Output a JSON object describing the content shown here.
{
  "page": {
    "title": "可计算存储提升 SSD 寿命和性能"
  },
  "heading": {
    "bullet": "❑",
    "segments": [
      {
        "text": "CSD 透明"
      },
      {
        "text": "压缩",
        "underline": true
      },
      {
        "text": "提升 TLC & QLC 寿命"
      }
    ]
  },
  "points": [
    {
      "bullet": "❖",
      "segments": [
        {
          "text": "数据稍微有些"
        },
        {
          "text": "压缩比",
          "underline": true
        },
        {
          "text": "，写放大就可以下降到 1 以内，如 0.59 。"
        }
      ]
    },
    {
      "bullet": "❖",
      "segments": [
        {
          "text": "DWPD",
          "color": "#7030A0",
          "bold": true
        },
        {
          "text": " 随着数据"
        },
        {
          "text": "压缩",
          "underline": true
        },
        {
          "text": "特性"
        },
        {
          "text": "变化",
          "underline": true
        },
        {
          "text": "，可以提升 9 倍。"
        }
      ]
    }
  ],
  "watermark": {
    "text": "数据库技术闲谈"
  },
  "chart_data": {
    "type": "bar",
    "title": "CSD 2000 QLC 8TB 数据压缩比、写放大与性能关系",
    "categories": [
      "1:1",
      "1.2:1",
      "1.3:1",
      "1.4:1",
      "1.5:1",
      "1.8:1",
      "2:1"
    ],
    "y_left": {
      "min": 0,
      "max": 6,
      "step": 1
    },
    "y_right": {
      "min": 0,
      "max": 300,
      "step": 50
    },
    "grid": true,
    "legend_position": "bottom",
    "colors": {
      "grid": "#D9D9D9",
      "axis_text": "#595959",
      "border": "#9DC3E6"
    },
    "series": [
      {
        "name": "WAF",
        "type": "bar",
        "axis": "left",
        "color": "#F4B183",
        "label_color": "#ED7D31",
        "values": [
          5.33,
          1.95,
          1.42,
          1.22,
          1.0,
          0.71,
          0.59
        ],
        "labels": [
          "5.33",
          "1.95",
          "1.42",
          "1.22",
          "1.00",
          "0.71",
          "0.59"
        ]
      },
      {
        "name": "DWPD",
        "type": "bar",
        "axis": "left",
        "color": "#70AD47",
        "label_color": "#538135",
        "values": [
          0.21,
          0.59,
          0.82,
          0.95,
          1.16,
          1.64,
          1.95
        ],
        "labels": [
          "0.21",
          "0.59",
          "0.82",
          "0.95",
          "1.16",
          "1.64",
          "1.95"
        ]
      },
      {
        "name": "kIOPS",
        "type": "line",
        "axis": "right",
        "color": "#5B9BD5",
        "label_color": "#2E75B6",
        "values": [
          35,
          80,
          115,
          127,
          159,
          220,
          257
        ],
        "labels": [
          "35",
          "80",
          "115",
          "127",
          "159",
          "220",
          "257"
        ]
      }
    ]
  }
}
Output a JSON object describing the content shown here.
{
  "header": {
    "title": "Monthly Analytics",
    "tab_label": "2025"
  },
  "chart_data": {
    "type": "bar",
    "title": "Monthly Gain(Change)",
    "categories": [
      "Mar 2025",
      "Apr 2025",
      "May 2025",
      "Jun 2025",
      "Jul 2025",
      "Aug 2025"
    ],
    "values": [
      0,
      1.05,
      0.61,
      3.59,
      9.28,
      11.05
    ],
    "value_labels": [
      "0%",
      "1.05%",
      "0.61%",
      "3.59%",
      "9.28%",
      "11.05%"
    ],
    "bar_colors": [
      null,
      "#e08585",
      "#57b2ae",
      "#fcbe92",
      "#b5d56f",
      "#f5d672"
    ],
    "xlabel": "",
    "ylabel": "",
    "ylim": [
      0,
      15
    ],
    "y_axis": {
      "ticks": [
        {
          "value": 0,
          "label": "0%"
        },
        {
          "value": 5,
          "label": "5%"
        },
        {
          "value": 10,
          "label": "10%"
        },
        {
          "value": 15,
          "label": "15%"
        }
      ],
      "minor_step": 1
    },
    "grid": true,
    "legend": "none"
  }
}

● **INSTRUCTION**
All of the lines above must be returned exactly.

● **EXERCISE OUTPUT**
Output a JSON object describing the content shown here.
{
  "page": {
    "title": "可计算存储提升 SSD 寿命和性能"
  },
  "heading": {
    "bullet": "❑",
    "segments": [
      {
        "text": "CSD 透明"
      },
      {
        "text": "压缩",
        "underline": true
      },
      {
        "text": "提升 TLC & QLC 寿命"
      }
    ]
  },
  "points": [
    {
      "bullet": "❖",
      "segments": [
        {
          "text": "数据稍微有些"
        },
        {
          "text": "压缩比",
          "underline": true
        },
        {
          "text": "，写放大就可以下降到 1 以内，如 0.59 。"
        }
      ]
    },
    {
      "bullet": "❖",
      "segments": [
        {
          "text": "DWPD",
          "color": "#7030A0",
          "bold": true
        },
        {
          "text": " 随着数据"
        },
        {
          "text": "压缩",
          "underline": true
        },
        {
          "text": "特性"
        },
        {
          "text": "变化",
          "underline": true
        },
        {
          "text": "，可以提升 9 倍。"
        }
      ]
    }
  ],
  "watermark": {
    "text": "数据库技术闲谈"
  },
  "chart_data": {
    "type": "bar",
    "title": "CSD 2000 QLC 8TB 数据压缩比、写放大与性能关系",
    "categories": [
      "1:1",
      "1.2:1",
      "1.3:1",
      "1.4:1",
      "1.5:1",
      "1.8:1",
      "2:1"
    ],
    "y_left": {
      "min": 0,
      "max": 6,
      "step": 1
    },
    "y_right": {
      "min": 0,
      "max": 300,
      "step": 50
    },
    "grid": true,
    "legend_position": "bottom",
    "colors": {
      "grid": "#D9D9D9",
      "axis_text": "#595959",
      "border": "#9DC3E6"
    },
    "series": [
      {
        "name": "WAF",
        "type": "bar",
        "axis": "left",
        "color": "#F4B183",
        "label_color": "#ED7D31",
        "values": [
          5.33,
          1.95,
          1.42,
          1.22,
          1.0,
          0.71,
          0.59
        ],
        "labels": [
          "5.33",
          "1.95",
          "1.42",
          "1.22",
          "1.00",
          "0.71",
          "0.59"
        ]
      },
      {
        "name": "DWPD",
        "type": "bar",
        "axis": "left",
        "color": "#70AD47",
        "label_color": "#538135",
        "values": [
          0.21,
          0.59,
          0.82,
          0.95,
          1.16,
          1.64,
          1.95
        ],
        "labels": [
          "0.21",
          "0.59",
          "0.82",
          "0.95",
          "1.16",
          "1.64",
          "1.95"
        ]
      },
      {
        "name": "kIOPS",
        "type": "line",
        "axis": "right",
        "color": "#5B9BD5",
        "label_color": "#2E75B6",
        "values": [
          35,
          80,
          115,
          127,
          159,
          220,
          257
        ],
        "labels": [
          "35",
          "80",
          "115",
          "127",
          "159",
          "220",
          "257"
        ]
      }
    ]
  }
}
Output a JSON object describing the content shown here.
{
  "header": {
    "title": "Monthly Analytics",
    "tab_label": "2025"
  },
  "chart_data": {
    "type": "bar",
    "title": "Monthly Gain(Change)",
    "categories": [
      "Mar 2025",
      "Apr 2025",
      "May 2025",
      "Jun 2025",
      "Jul 2025",
      "Aug 2025"
    ],
    "values": [
      0,
      1.05,
      0.61,
      3.59,
      9.28,
      11.05
    ],
    "value_labels": [
      "0%",
      "1.05%",
      "0.61%",
      "3.59%",
      "9.28%",
      "11.05%"
    ],
    "bar_colors": [
      null,
      "#e08585",
      "#57b2ae",
      "#fcbe92",
      "#b5d56f",
      "#f5d672"
    ],
    "xlabel": "",
    "ylabel": "",
    "ylim": [
      0,
      15
    ],
    "y_axis": {
      "ticks": [
        {
          "value": 0,
          "label": "0%"
        },
        {
          "value": 5,
          "label": "5%"
        },
        {
          "value": 10,
          "label": "10%"
        },
        {
          "value": 15,
          "label": "15%"
        }
      ],
      "minor_step": 1
    },
    "grid": true,
    "legend": "none"
  }
}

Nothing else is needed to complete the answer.